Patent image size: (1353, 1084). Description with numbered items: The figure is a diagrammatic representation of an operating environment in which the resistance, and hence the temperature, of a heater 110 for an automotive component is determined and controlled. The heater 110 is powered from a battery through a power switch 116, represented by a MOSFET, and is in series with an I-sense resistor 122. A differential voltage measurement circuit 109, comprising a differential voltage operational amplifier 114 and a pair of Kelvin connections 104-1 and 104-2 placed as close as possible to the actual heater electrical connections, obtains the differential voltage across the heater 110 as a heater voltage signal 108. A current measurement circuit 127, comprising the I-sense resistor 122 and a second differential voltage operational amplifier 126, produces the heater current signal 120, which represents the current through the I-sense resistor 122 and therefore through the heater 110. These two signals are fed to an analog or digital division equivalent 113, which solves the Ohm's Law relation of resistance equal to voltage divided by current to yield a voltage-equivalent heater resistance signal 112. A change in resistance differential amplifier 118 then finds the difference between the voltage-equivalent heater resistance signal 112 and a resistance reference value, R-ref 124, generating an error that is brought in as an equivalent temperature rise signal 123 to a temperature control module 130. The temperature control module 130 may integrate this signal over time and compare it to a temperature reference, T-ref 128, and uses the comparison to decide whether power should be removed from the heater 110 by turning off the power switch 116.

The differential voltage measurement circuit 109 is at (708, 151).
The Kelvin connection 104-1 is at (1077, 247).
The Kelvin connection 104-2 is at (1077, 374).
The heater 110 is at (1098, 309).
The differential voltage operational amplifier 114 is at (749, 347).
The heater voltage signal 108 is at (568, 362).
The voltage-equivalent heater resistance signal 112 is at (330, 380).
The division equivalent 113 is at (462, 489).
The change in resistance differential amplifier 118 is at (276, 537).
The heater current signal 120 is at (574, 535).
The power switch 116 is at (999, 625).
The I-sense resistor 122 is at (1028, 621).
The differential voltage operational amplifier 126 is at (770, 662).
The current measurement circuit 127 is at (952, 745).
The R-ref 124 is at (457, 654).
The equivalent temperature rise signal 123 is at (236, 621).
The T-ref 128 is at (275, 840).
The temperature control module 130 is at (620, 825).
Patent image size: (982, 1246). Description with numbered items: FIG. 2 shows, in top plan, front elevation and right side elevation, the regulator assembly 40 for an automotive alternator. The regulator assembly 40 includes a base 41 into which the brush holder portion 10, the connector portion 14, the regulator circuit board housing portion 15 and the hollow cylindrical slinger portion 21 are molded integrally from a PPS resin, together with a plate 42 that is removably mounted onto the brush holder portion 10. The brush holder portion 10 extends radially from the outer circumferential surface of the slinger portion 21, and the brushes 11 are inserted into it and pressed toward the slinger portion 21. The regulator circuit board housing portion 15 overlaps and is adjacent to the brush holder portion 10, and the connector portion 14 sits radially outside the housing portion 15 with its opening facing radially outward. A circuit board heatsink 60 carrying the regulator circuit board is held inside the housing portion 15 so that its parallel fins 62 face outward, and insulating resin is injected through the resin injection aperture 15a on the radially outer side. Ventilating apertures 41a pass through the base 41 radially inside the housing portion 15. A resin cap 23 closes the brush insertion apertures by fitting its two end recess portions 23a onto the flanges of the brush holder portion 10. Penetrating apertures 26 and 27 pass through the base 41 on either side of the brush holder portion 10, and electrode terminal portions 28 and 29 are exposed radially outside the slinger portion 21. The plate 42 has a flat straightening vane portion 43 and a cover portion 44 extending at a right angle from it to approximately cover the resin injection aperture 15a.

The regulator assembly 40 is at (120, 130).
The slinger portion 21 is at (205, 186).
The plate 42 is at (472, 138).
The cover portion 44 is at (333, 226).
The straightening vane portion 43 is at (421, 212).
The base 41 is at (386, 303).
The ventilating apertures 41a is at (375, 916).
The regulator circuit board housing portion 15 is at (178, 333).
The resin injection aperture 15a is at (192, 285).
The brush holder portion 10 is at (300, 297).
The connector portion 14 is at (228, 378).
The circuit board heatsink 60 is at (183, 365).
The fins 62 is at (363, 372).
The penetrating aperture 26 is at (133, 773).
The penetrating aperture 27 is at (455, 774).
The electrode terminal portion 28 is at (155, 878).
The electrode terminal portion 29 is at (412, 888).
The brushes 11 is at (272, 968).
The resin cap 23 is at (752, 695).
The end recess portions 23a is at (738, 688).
------------------------------
GIVEN REQUEST —
Write out every line above without changing a single character.

EXERCISE ANSWER —
Patent image size: (1353, 1084). Description with numbered items: The figure is a diagrammatic representation of an operating environment in which the resistance, and hence the temperature, of a heater 110 for an automotive component is determined and controlled. The heater 110 is powered from a battery through a power switch 116, represented by a MOSFET, and is in series with an I-sense resistor 122. A differential voltage measurement circuit 109, comprising a differential voltage operational amplifier 114 and a pair of Kelvin connections 104-1 and 104-2 placed as close as possible to the actual heater electrical connections, obtains the differential voltage across the heater 110 as a heater voltage signal 108. A current measurement circuit 127, comprising the I-sense resistor 122 and a second differential voltage operational amplifier 126, produces the heater current signal 120, which represents the current through the I-sense resistor 122 and therefore through the heater 110. These two signals are fed to an analog or digital division equivalent 113, which solves the Ohm's Law relation of resistance equal to voltage divided by current to yield a voltage-equivalent heater resistance signal 112. A change in resistance differential amplifier 118 then finds the difference between the voltage-equivalent heater resistance signal 112 and a resistance reference value, R-ref 124, generating an error that is brought in as an equivalent temperature rise signal 123 to a temperature control module 130. The temperature control module 130 may integrate this signal over time and compare it to a temperature reference, T-ref 128, and uses the comparison to decide whether power should be removed from the heater 110 by turning off the power switch 116.

The differential voltage measurement circuit 109 is at (708, 151).
The Kelvin connection 104-1 is at (1077, 247).
The Kelvin connection 104-2 is at (1077, 374).
The heater 110 is at (1098, 309).
The differential voltage operational amplifier 114 is at (749, 347).
The heater voltage signal 108 is at (568, 362).
The voltage-equivalent heater resistance signal 112 is at (330, 380).
The division equivalent 113 is at (462, 489).
The change in resistance differential amplifier 118 is at (276, 537).
The heater current signal 120 is at (574, 535).
The power switch 116 is at (999, 625).
The I-sense resistor 122 is at (1028, 621).
The differential voltage operational amplifier 126 is at (770, 662).
The current measurement circuit 127 is at (952, 745).
The R-ref 124 is at (457, 654).
The equivalent temperature rise signal 123 is at (236, 621).
The T-ref 128 is at (275, 840).
The temperature control module 130 is at (620, 825).
Patent image size: (982, 1246). Description with numbered items: FIG. 2 shows, in top plan, front elevation and right side elevation, the regulator assembly 40 for an automotive alternator. The regulator assembly 40 includes a base 41 into which the brush holder portion 10, the connector portion 14, the regulator circuit board housing portion 15 and the hollow cylindrical slinger portion 21 are molded integrally from a PPS resin, together with a plate 42 that is removably mounted onto the brush holder portion 10. The brush holder portion 10 extends radially from the outer circumferential surface of the slinger portion 21, and the brushes 11 are inserted into it and pressed toward the slinger portion 21. The regulator circuit board housing portion 15 overlaps and is adjacent to the brush holder portion 10, and the connector portion 14 sits radially outside the housing portion 15 with its opening facing radially outward. A circuit board heatsink 60 carrying the regulator circuit board is held inside the housing portion 15 so that its parallel fins 62 face outward, and insulating resin is injected through the resin injection aperture 15a on the radially outer side. Ventilating apertures 41a pass through the base 41 radially inside the housing portion 15. A resin cap 23 closes the brush insertion apertures by fitting its two end recess portions 23a onto the flanges of the brush holder portion 10. Penetrating apertures 26 and 27 pass through the base 41 on either side of the brush holder portion 10, and electrode terminal portions 28 and 29 are exposed radially outside the slinger portion 21. The plate 42 has a flat straightening vane portion 43 and a cover portion 44 extending at a right angle from it to approximately cover the resin injection aperture 15a.

The regulator assembly 40 is at (120, 130).
The slinger portion 21 is at (205, 186).
The plate 42 is at (472, 138).
The cover portion 44 is at (333, 226).
The straightening vane portion 43 is at (421, 212).
The base 41 is at (386, 303).
The ventilating apertures 41a is at (375, 916).
The regulator circuit board housing portion 15 is at (178, 333).
The resin injection aperture 15a is at (192, 285).
The brush holder portion 10 is at (300, 297).
The connector portion 14 is at (228, 378).
The circuit board heatsink 60 is at (183, 365).
The fins 62 is at (363, 372).
The penetrating aperture 26 is at (133, 773).
The penetrating aperture 27 is at (455, 774).
The electrode terminal portion 28 is at (155, 878).
The electrode terminal portion 29 is at (412, 888).
The brushes 11 is at (272, 968).
The resin cap 23 is at (752, 695).
The end recess portions 23a is at (738, 688).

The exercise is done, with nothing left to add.